Page excerpt:
Squeezing repeats and deleting
------------------------------
When given just the `--delete' (`-d') option, `tr' removes any input
characters that are in SET1.
When given just the `--squeeze-repeats' (`-s') option, `tr' replaces
each input sequence of a repeated character that is in SET1 with a
single occurrence of that character.
When given both `--delete' and `--squeeze-repeats', `tr' first
performs any deletions using SET1, then squeezes repeats from any
remaining characters using SET2.
The `--squeeze-repeats' option may also be used when translating, in
which case `tr' first performs translation, then squeezes repeats from
any remaining characters using SET2.
Here are some examples to illustrate various combinations of options:
* Remove all zero bytes:
tr -d '\000'
* Put all words on lines by themselves. This converts all
non-alphanumeric characters to newlines, then squeezes each string
of repeated newlines into a single newline:
tr -cs 'a-zA-Z0-9' '[\n*]'
* Convert each sequence of repeated newlines to a single newline:
tr -s '\n'
* Find doubled occurrences of words in a document. For example,
people often write "the the" with the duplicated words separated
by a newline. The bourne shell script below works first by
converting each sequence of punctuation and blank characters to a
single newline. That puts each "word" on a line by itself. Next
it maps all uppercase characters to lower case, and finally it
runs `uniq' with the `-d' option to print out only the words that
were adjacent duplicates.
#!/bin/sh
cat "$@" \
| tr -s '[:punct:][:blank:]' '\n' \
| tr '[:upper:]' '[:lower:]' \
| uniq -d

Recorded information:
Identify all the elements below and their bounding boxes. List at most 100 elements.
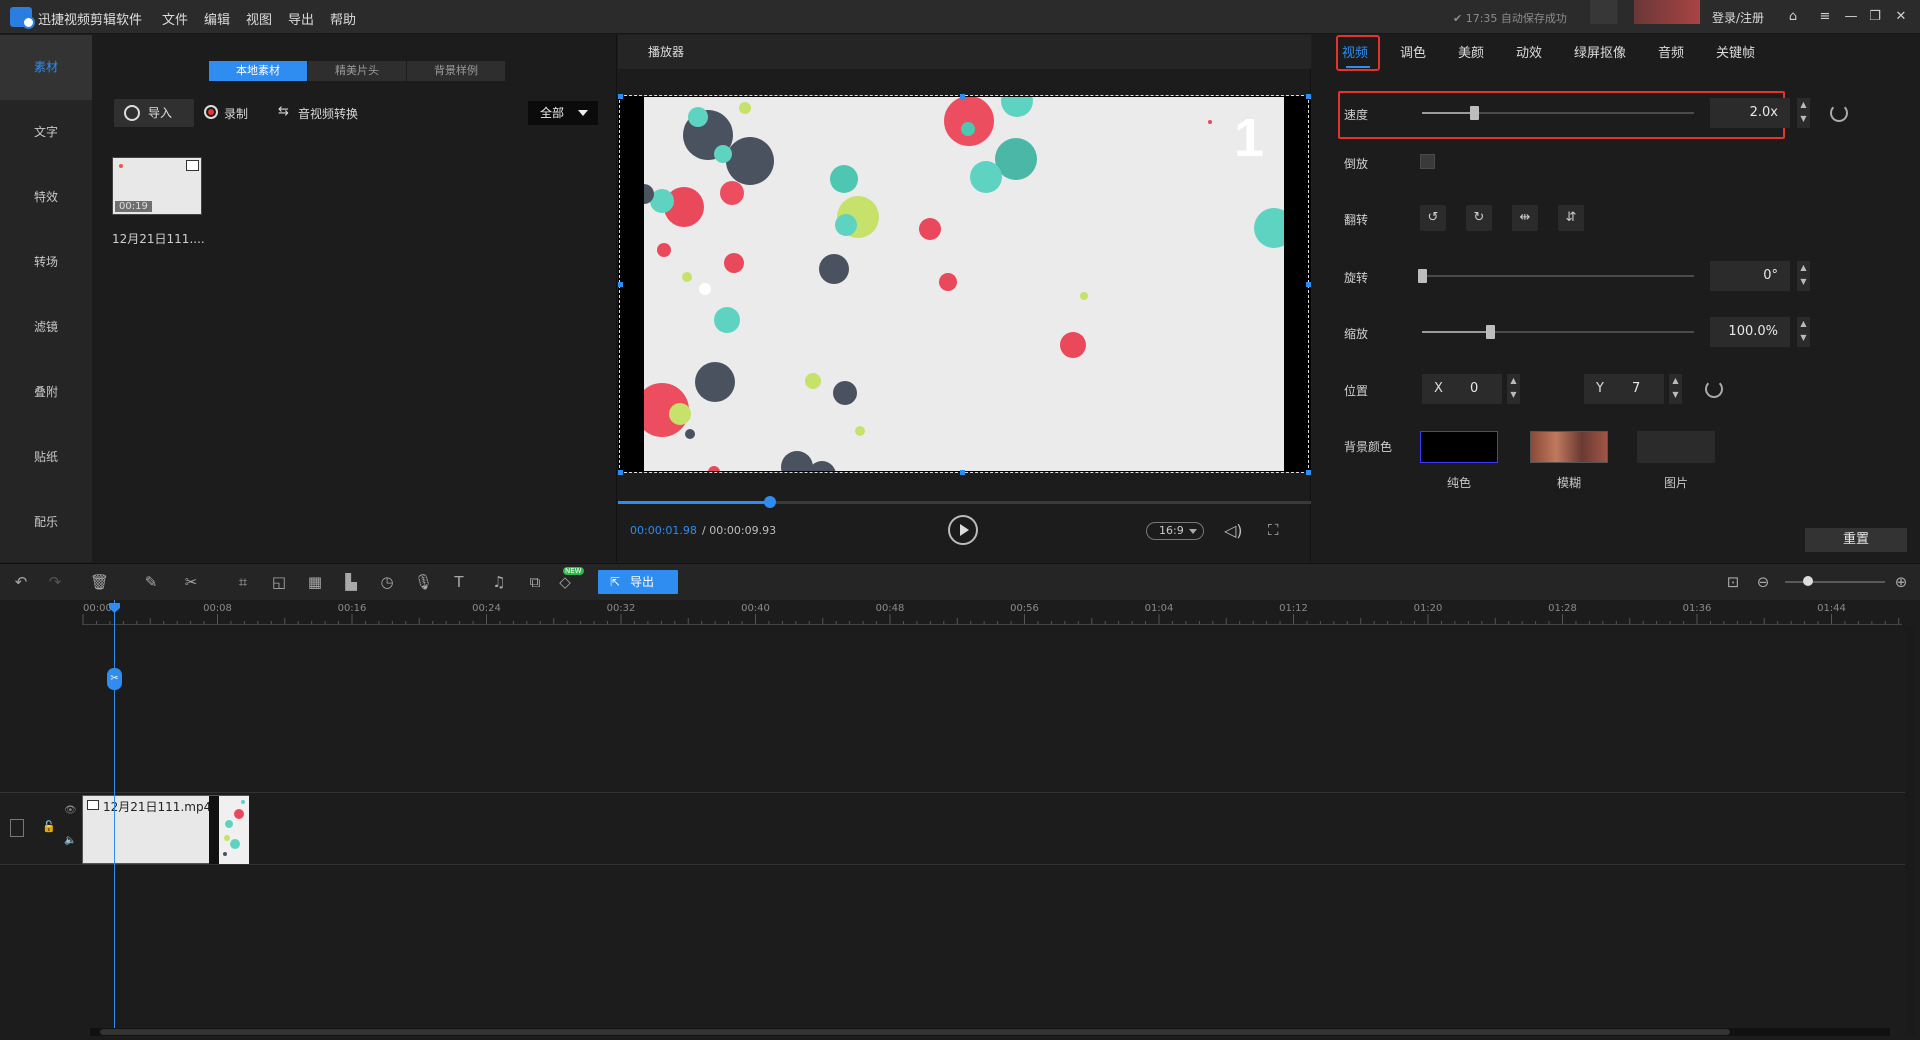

Tasks to complete:
1. In the section on squeezing repeats and deleting, rewrite the paragraph beginning "Find doubled occurrences of words" as a short list of steps, keeping its main facts.
2. Check each statement against the section on squeezing repeats and deleting. Answer yes or no, and quote the words from the section that decide it.
(a) When both `--delete` and `--squeeze-repeats` are given, `tr` squeezes repeats before it deletes.
(b) The `--squeeze-repeats` option can be used while translating.
(c) The command shown for removing all zero bytes uses the `-s` option.
The data that comes after the section on squeezing repeats and deleting is separate material.

Completed exercise:
1.
- Goal: find words that appear twice in a row, such as "the the", even when a newline separates them.
- A bourne shell script does this in three steps:
  1. Turn each run of punctuation and blank characters into a single newline, so each word is on its own line.
  2. Change all uppercase characters to lowercase.
  3. Run `uniq` with the `-d` option to print only the words that were adjacent duplicates.

2.
(a) No: "first performs any deletions using SET1, then squeezes repeats from any remaining characters using SET2."
(b) Yes: "The `--squeeze-repeats' option may also be used when translating"
(c) No: "tr -d '\000'"